What to work on -> Select the lines that hold the word "типов" and copy each one.

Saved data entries
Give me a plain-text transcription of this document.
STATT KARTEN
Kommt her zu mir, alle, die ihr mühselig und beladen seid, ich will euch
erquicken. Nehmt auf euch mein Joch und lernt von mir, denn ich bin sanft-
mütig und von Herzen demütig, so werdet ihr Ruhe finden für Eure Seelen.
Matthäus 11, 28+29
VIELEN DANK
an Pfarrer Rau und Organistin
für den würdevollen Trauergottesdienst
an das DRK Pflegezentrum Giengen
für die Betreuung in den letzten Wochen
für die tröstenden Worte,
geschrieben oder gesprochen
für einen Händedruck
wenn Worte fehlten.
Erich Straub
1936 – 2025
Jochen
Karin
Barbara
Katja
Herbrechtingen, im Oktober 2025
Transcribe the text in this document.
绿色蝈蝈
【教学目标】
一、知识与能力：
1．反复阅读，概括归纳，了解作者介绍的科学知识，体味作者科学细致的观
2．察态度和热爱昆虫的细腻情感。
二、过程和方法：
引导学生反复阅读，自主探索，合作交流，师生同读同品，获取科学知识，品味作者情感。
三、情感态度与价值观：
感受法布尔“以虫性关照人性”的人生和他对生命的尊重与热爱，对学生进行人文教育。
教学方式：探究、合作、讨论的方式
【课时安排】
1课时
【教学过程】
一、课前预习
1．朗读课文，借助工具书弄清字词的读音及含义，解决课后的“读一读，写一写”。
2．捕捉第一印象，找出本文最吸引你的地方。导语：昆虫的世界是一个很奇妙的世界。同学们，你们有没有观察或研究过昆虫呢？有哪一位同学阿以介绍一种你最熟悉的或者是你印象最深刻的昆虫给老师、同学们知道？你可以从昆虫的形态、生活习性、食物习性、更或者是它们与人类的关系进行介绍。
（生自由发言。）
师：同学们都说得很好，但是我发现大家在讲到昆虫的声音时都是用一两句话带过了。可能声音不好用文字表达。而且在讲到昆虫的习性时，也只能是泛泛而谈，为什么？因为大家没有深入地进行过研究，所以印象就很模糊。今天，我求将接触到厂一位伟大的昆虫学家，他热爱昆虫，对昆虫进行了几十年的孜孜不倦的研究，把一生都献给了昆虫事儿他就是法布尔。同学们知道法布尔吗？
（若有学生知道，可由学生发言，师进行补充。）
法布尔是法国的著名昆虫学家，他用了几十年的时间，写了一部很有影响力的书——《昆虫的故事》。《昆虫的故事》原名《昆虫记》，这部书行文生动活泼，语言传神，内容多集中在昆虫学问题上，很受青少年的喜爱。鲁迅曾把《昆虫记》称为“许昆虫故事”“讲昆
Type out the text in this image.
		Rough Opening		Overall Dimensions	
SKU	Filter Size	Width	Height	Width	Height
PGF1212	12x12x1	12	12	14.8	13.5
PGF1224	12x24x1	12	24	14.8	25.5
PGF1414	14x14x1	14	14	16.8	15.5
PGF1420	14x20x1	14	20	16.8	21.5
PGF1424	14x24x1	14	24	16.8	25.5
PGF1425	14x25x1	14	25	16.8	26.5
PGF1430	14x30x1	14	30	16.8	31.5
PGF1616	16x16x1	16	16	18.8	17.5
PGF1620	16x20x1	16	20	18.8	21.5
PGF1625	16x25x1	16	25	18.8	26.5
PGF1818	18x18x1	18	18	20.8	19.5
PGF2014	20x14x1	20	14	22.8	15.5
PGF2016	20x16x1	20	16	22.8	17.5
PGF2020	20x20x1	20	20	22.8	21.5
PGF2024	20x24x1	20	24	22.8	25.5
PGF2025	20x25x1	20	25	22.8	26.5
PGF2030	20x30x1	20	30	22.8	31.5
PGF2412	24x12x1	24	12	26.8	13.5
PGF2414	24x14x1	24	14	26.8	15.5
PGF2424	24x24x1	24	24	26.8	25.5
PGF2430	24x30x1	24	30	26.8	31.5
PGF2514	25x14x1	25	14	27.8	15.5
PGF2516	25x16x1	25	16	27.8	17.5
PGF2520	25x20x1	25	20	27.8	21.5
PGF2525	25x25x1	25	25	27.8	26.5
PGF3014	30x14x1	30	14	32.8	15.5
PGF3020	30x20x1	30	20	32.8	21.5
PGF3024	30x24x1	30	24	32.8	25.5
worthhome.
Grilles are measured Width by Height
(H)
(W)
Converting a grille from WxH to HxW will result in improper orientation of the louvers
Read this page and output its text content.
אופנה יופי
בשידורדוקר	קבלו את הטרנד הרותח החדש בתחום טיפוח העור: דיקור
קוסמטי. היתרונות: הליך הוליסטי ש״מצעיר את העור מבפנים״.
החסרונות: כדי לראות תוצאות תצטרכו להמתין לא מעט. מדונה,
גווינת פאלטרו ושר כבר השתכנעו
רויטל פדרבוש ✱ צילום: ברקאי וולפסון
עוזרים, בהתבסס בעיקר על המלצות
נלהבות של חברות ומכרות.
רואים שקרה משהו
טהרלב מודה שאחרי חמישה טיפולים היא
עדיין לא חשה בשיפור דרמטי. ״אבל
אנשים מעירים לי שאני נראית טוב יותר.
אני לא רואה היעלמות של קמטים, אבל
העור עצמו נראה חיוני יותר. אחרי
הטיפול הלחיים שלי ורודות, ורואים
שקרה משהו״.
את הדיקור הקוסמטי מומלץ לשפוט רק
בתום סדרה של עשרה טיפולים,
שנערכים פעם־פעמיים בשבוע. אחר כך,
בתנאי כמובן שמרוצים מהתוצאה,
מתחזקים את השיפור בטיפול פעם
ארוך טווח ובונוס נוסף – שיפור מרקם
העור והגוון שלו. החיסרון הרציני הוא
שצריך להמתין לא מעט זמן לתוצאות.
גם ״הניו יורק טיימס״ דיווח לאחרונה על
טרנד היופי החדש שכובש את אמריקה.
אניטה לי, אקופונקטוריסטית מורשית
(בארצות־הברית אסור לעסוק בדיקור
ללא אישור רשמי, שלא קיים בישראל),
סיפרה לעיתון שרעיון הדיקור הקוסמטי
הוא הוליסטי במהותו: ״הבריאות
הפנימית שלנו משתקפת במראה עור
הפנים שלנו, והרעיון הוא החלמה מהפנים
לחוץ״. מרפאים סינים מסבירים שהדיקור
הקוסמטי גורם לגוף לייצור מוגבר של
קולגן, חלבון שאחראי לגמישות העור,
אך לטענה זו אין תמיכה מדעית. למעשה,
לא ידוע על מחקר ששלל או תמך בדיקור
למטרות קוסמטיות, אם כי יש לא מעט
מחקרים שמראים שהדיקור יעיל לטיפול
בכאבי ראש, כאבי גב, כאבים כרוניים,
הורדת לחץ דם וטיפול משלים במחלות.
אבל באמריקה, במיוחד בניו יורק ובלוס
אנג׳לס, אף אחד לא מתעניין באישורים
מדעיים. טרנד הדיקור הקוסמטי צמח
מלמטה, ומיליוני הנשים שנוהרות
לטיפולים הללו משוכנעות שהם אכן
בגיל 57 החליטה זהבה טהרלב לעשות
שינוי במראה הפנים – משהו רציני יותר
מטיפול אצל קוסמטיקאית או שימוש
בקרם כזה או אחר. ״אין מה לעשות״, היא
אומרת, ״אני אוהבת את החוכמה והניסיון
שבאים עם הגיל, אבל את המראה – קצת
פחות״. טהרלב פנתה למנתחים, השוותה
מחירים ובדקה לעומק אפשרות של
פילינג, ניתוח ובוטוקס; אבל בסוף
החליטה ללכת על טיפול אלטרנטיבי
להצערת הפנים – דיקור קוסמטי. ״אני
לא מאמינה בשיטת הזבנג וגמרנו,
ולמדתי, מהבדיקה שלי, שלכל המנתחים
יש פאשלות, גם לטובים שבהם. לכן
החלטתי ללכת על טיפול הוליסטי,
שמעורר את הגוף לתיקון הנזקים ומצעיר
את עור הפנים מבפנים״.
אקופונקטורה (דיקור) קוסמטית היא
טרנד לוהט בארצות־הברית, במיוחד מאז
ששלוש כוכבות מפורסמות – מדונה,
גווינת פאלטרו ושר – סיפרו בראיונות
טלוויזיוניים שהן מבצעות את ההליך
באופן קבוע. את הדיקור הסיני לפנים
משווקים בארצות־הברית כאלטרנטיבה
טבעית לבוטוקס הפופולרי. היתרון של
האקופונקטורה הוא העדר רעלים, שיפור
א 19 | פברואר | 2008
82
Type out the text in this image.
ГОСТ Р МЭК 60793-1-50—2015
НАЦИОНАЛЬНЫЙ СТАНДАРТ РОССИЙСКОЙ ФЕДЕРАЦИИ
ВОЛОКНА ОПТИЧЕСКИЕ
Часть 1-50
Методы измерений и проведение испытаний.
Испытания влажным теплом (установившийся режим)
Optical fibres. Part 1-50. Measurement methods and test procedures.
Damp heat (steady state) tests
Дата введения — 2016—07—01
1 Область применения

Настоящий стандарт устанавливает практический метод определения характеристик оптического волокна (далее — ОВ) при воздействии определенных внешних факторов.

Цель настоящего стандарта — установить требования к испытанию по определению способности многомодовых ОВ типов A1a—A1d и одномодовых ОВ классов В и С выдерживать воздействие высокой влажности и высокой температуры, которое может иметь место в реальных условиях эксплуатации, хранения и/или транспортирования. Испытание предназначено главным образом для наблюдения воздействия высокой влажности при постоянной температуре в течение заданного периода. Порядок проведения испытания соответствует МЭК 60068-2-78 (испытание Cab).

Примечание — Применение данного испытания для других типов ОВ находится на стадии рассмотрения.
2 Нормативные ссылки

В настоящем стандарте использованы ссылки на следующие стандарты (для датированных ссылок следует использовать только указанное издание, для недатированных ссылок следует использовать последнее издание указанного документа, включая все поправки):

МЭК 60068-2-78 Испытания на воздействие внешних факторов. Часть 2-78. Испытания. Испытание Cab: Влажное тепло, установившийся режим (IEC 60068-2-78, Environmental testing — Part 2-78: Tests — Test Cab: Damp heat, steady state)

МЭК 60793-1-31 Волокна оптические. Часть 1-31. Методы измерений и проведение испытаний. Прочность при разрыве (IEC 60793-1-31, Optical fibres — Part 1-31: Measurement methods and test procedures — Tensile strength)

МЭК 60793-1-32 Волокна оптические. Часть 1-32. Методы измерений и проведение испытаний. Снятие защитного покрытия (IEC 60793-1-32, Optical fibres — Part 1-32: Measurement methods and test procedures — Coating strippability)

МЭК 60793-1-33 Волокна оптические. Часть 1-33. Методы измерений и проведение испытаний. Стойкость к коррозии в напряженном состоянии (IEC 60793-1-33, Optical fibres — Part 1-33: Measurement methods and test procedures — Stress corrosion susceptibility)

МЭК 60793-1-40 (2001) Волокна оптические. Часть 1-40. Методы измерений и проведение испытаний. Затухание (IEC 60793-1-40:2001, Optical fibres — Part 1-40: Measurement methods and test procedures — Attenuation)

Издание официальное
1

Response for this exercise ->
Цель настоящего стандарта — установить требования к испытанию по определению способности многомодовых ОВ типов A1a—A1d и одномодовых ОВ классов В и С выдерживать воздействие высокой влажности и высокой температуры, которое может иметь место в реальных условиях эксплуатации, хранения и/или транспортирования. Испытание предназначено главным образом для наблюдения воздействия высокой влажности при постоянной температуре в течение заданного периода. Порядок проведения испытания соответствует МЭК 60068-2-78 (испытание Cab).
Примечание — Применение данного испытания для других типов ОВ находится на стадии рассмотрения.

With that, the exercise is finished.